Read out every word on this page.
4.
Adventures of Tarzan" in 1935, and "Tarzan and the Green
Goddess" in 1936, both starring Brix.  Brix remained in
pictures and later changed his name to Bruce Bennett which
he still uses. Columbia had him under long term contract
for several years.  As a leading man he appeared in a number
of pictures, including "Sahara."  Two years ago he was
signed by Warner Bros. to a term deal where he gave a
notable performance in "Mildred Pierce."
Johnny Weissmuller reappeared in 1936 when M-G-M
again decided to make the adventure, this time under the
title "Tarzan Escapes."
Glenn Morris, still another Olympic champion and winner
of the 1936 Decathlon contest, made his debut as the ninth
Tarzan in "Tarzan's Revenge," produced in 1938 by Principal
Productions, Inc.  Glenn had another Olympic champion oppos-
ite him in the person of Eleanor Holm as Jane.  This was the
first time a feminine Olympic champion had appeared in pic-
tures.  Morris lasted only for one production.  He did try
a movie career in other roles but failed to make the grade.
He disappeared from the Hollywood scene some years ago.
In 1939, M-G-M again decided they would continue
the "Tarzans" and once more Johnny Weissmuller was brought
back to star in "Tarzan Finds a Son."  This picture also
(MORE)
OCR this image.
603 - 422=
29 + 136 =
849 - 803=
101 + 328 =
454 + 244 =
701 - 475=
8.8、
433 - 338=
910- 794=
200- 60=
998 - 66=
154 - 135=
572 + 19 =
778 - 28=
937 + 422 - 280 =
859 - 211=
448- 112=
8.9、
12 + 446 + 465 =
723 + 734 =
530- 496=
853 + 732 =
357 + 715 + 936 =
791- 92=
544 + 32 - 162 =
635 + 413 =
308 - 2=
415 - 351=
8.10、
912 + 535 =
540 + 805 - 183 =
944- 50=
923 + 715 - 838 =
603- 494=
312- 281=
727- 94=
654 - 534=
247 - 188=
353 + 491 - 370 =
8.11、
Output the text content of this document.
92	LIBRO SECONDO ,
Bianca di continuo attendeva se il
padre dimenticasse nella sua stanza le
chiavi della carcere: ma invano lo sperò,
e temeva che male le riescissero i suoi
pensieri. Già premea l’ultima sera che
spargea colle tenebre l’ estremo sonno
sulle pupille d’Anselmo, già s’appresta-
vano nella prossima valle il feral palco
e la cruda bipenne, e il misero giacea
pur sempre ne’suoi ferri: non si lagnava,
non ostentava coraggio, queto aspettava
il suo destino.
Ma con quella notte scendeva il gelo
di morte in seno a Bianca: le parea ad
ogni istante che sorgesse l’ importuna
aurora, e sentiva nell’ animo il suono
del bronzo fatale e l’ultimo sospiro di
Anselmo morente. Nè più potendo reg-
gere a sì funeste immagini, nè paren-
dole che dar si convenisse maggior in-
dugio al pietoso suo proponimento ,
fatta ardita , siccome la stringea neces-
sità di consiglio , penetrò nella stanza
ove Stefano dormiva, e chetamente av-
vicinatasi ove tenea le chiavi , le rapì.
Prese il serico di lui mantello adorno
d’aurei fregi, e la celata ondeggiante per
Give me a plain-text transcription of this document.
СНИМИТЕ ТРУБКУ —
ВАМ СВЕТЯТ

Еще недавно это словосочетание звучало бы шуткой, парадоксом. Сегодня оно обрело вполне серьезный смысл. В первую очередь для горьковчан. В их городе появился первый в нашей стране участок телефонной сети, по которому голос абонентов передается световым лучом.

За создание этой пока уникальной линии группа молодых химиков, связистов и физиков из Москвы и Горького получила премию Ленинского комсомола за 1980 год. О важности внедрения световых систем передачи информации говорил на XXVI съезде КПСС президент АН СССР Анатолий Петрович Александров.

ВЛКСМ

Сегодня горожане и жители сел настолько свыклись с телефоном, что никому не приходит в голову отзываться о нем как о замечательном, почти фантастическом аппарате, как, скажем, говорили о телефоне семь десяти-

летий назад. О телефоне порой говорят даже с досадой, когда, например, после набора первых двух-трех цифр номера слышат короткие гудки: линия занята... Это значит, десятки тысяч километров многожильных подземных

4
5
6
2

• • • • • • •

- Work to do: Copy each line of the data exactly, leaving nothing out.

- Finished exercise:
Read out every word on this page.
4.
Adventures of Tarzan" in 1935, and "Tarzan and the Green
Goddess" in 1936, both starring Brix.  Brix remained in
pictures and later changed his name to Bruce Bennett which
he still uses. Columbia had him under long term contract
for several years.  As a leading man he appeared in a number
of pictures, including "Sahara."  Two years ago he was
signed by Warner Bros. to a term deal where he gave a
notable performance in "Mildred Pierce."
Johnny Weissmuller reappeared in 1936 when M-G-M
again decided to make the adventure, this time under the
title "Tarzan Escapes."
Glenn Morris, still another Olympic champion and winner
of the 1936 Decathlon contest, made his debut as the ninth
Tarzan in "Tarzan's Revenge," produced in 1938 by Principal
Productions, Inc.  Glenn had another Olympic champion oppos-
ite him in the person of Eleanor Holm as Jane.  This was the
first time a feminine Olympic champion had appeared in pic-
tures.  Morris lasted only for one production.  He did try
a movie career in other roles but failed to make the grade.
He disappeared from the Hollywood scene some years ago.
In 1939, M-G-M again decided they would continue
the "Tarzans" and once more Johnny Weissmuller was brought
back to star in "Tarzan Finds a Son."  This picture also
(MORE)
OCR this image.
603 - 422=
29 + 136 =
849 - 803=
101 + 328 =
454 + 244 =
701 - 475=
8.8、
433 - 338=
910- 794=
200- 60=
998 - 66=
154 - 135=
572 + 19 =
778 - 28=
937 + 422 - 280 =
859 - 211=
448- 112=
8.9、
12 + 446 + 465 =
723 + 734 =
530- 496=
853 + 732 =
357 + 715 + 936 =
791- 92=
544 + 32 - 162 =
635 + 413 =
308 - 2=
415 - 351=
8.10、
912 + 535 =
540 + 805 - 183 =
944- 50=
923 + 715 - 838 =
603- 494=
312- 281=
727- 94=
654 - 534=
247 - 188=
353 + 491 - 370 =
8.11、
Output the text content of this document.
92	LIBRO SECONDO ,
Bianca di continuo attendeva se il
padre dimenticasse nella sua stanza le
chiavi della carcere: ma invano lo sperò,
e temeva che male le riescissero i suoi
pensieri. Già premea l’ultima sera che
spargea colle tenebre l’ estremo sonno
sulle pupille d’Anselmo, già s’appresta-
vano nella prossima valle il feral palco
e la cruda bipenne, e il misero giacea
pur sempre ne’suoi ferri: non si lagnava,
non ostentava coraggio, queto aspettava
il suo destino.
Ma con quella notte scendeva il gelo
di morte in seno a Bianca: le parea ad
ogni istante che sorgesse l’ importuna
aurora, e sentiva nell’ animo il suono
del bronzo fatale e l’ultimo sospiro di
Anselmo morente. Nè più potendo reg-
gere a sì funeste immagini, nè paren-
dole che dar si convenisse maggior in-
dugio al pietoso suo proponimento ,
fatta ardita , siccome la stringea neces-
sità di consiglio , penetrò nella stanza
ove Stefano dormiva, e chetamente av-
vicinatasi ove tenea le chiavi , le rapì.
Prese il serico di lui mantello adorno
d’aurei fregi, e la celata ondeggiante per
Give me a plain-text transcription of this document.
СНИМИТЕ ТРУБКУ —
ВАМ СВЕТЯТ

Еще недавно это словосочетание звучало бы шуткой, парадоксом. Сегодня оно обрело вполне серьезный смысл. В первую очередь для горьковчан. В их городе появился первый в нашей стране участок телефонной сети, по которому голос абонентов передается световым лучом.

За создание этой пока уникальной линии группа молодых химиков, связистов и физиков из Москвы и Горького получила премию Ленинского комсомола за 1980 год. О важности внедрения световых систем передачи информации говорил на XXVI съезде КПСС президент АН СССР Анатолий Петрович Александров.

ВЛКСМ

Сегодня горожане и жители сел настолько свыклись с телефоном, что никому не приходит в голову отзываться о нем как о замечательном, почти фантастическом аппарате, как, скажем, говорили о телефоне семь десяти-

летий назад. О телефоне порой говорят даже с досадой, когда, например, после набора первых двух-трех цифр номера слышат короткие гудки: линия занята... Это значит, десятки тысяч километров многожильных подземных

4
5
6
2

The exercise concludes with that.